* _Problem to work on_: Whenever "CPAP" appears in a line, please copy that line from the data.

BEGIN Information provided

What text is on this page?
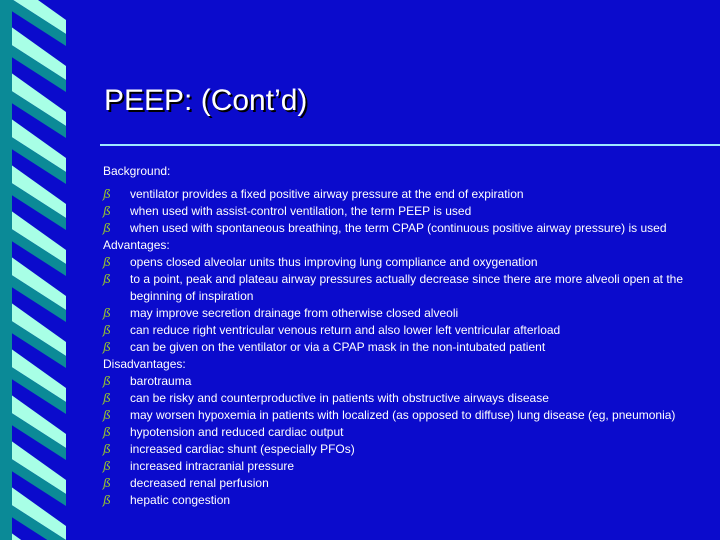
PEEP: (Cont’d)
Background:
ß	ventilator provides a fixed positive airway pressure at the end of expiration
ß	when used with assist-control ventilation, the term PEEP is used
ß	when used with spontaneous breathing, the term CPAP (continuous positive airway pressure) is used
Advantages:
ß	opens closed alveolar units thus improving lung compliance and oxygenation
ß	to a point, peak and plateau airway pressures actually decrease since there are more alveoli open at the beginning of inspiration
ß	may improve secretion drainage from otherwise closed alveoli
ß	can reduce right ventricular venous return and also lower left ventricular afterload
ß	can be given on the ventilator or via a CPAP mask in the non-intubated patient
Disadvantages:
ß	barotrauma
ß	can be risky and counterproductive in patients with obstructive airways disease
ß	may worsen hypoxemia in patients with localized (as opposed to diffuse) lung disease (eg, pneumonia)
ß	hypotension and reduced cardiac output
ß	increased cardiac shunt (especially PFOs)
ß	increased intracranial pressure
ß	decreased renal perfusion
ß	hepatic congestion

END Information provided

* _Your solution_:
ß	when used with spontaneous breathing, the term CPAP (continuous positive airway pressure) is used
ß	can be given on the ventilator or via a CPAP mask in the non-intubated patient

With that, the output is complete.